◆ Records for this task:

+ + + + + + +

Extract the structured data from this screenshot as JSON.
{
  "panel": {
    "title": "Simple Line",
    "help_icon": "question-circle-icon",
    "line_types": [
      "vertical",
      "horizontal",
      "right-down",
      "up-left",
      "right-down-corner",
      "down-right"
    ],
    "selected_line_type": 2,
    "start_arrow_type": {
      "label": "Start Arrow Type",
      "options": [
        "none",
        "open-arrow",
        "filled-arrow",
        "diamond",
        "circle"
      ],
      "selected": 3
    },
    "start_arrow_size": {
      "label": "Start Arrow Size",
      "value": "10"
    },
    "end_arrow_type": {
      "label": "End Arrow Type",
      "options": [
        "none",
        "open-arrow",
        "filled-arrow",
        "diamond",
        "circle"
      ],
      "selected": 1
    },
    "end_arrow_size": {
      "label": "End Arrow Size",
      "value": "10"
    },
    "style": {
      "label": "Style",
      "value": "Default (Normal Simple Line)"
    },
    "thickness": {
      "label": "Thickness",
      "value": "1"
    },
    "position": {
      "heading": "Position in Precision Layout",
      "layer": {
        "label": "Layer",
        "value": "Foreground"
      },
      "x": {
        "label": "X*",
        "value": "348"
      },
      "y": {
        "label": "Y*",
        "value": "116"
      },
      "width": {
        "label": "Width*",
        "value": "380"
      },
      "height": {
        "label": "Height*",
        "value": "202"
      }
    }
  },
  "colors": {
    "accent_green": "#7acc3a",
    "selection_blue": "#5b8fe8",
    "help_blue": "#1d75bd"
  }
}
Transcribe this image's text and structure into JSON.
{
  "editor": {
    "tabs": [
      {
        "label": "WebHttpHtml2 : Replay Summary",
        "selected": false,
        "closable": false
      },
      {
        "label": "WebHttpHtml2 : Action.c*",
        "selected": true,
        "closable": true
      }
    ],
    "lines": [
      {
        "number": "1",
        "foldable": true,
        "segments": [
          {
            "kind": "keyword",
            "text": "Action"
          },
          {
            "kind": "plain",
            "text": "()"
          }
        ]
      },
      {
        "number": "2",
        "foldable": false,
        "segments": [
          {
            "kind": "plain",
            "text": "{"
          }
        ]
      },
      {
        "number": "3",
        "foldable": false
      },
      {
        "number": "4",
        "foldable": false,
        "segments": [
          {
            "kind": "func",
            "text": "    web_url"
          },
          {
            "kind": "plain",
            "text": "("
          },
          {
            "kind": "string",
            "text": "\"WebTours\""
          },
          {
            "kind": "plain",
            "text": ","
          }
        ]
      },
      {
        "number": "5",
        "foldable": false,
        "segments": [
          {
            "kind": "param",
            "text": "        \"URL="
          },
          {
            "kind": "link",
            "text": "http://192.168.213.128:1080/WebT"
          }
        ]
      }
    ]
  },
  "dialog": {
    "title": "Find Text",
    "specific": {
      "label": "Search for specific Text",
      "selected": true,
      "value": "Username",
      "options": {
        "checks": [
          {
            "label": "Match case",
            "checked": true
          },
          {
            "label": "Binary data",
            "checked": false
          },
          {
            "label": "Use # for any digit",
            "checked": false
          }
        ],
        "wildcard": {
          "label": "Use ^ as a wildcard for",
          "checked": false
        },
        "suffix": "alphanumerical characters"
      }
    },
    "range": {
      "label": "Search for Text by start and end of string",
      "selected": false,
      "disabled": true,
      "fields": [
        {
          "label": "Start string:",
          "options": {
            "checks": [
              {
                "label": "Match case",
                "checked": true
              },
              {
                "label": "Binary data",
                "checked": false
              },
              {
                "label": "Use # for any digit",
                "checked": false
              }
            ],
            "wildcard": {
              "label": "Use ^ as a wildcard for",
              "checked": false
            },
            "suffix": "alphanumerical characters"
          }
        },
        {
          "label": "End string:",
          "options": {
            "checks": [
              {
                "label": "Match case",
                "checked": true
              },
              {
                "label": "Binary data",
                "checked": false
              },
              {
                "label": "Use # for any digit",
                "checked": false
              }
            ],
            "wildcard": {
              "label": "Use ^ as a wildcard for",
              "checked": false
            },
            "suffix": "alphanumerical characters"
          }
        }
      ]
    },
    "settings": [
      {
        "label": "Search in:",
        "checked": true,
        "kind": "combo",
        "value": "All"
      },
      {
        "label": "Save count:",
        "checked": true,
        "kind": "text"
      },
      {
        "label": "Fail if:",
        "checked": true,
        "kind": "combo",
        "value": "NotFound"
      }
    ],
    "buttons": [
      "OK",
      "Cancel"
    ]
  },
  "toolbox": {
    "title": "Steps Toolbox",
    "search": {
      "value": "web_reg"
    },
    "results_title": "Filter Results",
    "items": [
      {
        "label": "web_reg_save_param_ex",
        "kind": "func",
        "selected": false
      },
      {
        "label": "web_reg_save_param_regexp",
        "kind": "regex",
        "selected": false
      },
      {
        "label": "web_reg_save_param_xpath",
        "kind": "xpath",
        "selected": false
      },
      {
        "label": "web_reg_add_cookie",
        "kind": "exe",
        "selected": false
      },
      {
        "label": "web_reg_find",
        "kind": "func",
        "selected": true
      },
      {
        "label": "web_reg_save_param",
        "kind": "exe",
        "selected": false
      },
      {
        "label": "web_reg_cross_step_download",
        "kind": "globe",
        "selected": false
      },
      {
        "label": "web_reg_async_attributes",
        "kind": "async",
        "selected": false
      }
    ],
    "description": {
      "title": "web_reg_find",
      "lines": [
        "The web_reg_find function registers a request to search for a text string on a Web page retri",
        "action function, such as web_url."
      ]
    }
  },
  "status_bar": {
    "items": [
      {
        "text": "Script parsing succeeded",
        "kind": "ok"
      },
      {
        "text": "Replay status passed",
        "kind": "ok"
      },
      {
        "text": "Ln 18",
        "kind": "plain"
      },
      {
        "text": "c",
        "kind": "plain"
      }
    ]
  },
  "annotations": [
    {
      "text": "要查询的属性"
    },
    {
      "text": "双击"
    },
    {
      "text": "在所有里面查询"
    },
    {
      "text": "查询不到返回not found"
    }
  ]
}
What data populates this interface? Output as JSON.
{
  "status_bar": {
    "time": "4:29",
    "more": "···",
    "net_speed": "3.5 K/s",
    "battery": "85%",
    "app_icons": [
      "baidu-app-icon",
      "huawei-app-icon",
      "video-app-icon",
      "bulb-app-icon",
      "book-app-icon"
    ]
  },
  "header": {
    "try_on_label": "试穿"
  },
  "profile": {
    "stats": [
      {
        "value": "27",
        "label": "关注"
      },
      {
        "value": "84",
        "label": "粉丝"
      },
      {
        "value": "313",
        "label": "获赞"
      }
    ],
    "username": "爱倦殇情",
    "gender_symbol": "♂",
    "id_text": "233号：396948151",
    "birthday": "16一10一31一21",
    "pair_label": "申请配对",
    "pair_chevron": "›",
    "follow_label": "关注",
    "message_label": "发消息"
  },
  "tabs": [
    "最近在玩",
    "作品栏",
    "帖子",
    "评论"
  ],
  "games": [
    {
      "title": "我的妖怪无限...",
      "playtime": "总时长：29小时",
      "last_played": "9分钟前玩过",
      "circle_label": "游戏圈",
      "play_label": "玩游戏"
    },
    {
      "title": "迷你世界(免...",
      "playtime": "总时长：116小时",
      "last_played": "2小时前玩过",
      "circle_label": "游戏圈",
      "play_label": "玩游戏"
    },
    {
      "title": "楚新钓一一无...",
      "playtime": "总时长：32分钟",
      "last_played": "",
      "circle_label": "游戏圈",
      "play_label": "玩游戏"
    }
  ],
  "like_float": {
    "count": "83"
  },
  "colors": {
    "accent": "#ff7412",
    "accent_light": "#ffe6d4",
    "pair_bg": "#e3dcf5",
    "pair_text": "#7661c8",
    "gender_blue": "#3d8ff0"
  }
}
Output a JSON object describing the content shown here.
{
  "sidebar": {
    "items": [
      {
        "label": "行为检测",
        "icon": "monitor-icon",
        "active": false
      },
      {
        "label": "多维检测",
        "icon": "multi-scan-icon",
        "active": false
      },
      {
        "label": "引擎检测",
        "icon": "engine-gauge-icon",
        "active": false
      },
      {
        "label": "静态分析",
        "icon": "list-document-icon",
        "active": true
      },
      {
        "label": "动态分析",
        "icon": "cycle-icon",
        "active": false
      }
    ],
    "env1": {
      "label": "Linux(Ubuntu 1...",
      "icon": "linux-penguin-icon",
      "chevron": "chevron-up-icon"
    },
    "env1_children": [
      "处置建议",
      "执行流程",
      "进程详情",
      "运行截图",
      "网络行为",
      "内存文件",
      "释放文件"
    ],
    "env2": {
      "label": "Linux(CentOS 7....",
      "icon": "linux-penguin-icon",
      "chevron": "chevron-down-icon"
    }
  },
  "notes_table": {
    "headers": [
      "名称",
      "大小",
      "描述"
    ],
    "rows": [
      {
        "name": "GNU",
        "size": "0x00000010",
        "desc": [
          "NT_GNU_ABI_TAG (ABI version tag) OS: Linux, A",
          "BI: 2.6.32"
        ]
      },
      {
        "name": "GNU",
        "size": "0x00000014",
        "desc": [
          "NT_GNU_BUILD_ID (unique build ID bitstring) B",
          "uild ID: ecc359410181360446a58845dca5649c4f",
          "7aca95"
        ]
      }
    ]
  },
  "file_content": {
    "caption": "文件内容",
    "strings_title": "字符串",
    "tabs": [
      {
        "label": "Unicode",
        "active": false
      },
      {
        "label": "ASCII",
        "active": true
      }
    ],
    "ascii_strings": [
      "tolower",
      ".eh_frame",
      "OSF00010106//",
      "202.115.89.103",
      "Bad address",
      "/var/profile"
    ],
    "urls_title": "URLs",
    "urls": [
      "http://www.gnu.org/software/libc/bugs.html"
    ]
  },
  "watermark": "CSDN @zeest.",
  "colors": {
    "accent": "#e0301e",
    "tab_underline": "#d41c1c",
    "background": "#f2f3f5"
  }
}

+ + + + + + +

◆ What you should do:
Isolate each line of the listing above that includes "right". Copy it.

◆ Response:
      "right-down",
      "right-down-corner",
      "down-right"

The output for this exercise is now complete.